THE PROBLEM:
Word for word, quote all of the material, omitting the pictures.
--- Start ---
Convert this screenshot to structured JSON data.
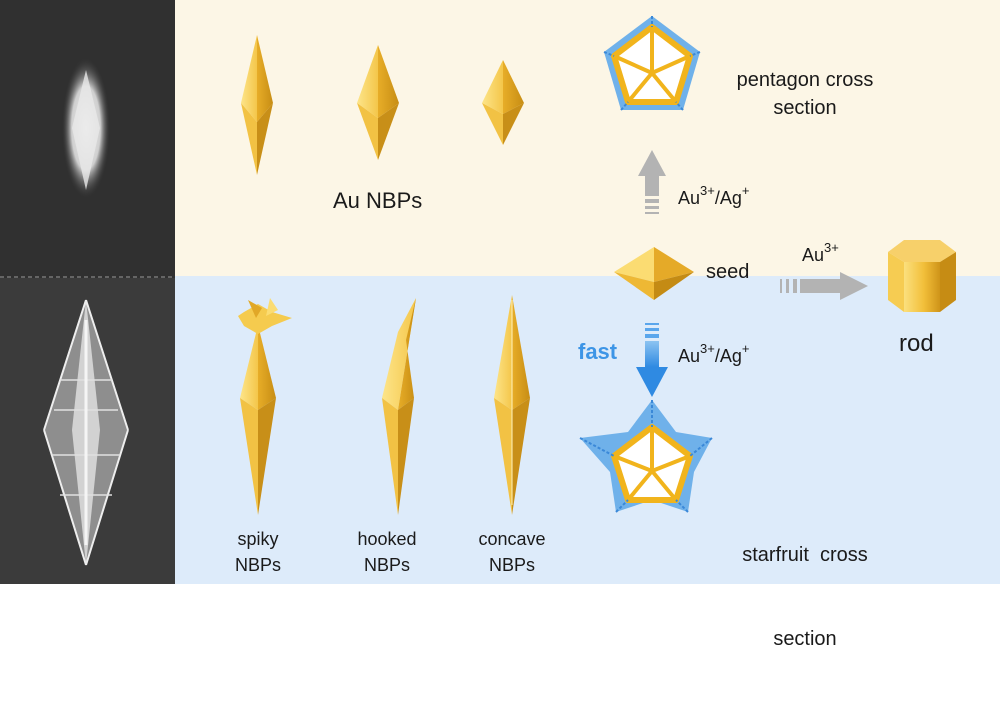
{
  "colors": {
    "top_band": "#fcf6e6",
    "bottom_band": "#ddebfa",
    "gold_light": "#fbdc72",
    "gold_mid": "#f2bf3a",
    "gold_dark": "#c98e14",
    "highlight_blue": "#3d95e6",
    "arrow_grey": "#b3b3b3",
    "cross_section_blue": "#6fb1ea",
    "sem_dark": "#2f2f2f"
  },
  "labels": {
    "au_nbps": "Au NBPs",
    "pentagon_cross_section": [
      "pentagon cross",
      "section"
    ],
    "seed": "seed",
    "rod": "rod",
    "fast": "fast",
    "reagent_up": {
      "base1": "Au",
      "sup1": "3+",
      "mid": "/Ag",
      "sup2": "+"
    },
    "reagent_down": {
      "base1": "Au",
      "sup1": "3+",
      "mid": "/Ag",
      "sup2": "+"
    },
    "reagent_right": {
      "base": "Au",
      "sup": "3+"
    },
    "starfruit_cross_section": [
      "starfruit  cross",
      "section"
    ],
    "spiky": [
      "spiky",
      "NBPs"
    ],
    "hooked": [
      "hooked",
      "NBPs"
    ],
    "concave": [
      "concave",
      "NBPs"
    ]
  },
  "icons": [
    "sem-image-nbp",
    "sem-image-concave-nbp",
    "gold-bipyramid",
    "pentagon-cross-section",
    "seed-decahedron",
    "gold-rod",
    "spiky-nbp",
    "hooked-nbp",
    "concave-nbp",
    "starfruit-cross-section"
  ]
}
--- End ---
SOLVED PROBLEM:
Convert this screenshot to structured JSON data.
{
  "colors": {
    "top_band": "#fcf6e6",
    "bottom_band": "#ddebfa",
    "gold_light": "#fbdc72",
    "gold_mid": "#f2bf3a",
    "gold_dark": "#c98e14",
    "highlight_blue": "#3d95e6",
    "arrow_grey": "#b3b3b3",
    "cross_section_blue": "#6fb1ea",
    "sem_dark": "#2f2f2f"
  },
  "labels": {
    "au_nbps": "Au NBPs",
    "pentagon_cross_section": [
      "pentagon cross",
      "section"
    ],
    "seed": "seed",
    "rod": "rod",
    "fast": "fast",
    "reagent_up": {
      "base1": "Au",
      "sup1": "3+",
      "mid": "/Ag",
      "sup2": "+"
    },
    "reagent_down": {
      "base1": "Au",
      "sup1": "3+",
      "mid": "/Ag",
      "sup2": "+"
    },
    "reagent_right": {
      "base": "Au",
      "sup": "3+"
    },
    "starfruit_cross_section": [
      "starfruit  cross",
      "section"
    ],
    "spiky": [
      "spiky",
      "NBPs"
    ],
    "hooked": [
      "hooked",
      "NBPs"
    ],
    "concave": [
      "concave",
      "NBPs"
    ]
  },
  "icons": [
    "sem-image-nbp",
    "sem-image-concave-nbp",
    "gold-bipyramid",
    "pentagon-cross-section",
    "seed-decahedron",
    "gold-rod",
    "spiky-nbp",
    "hooked-nbp",
    "concave-nbp",
    "starfruit-cross-section"
  ]
}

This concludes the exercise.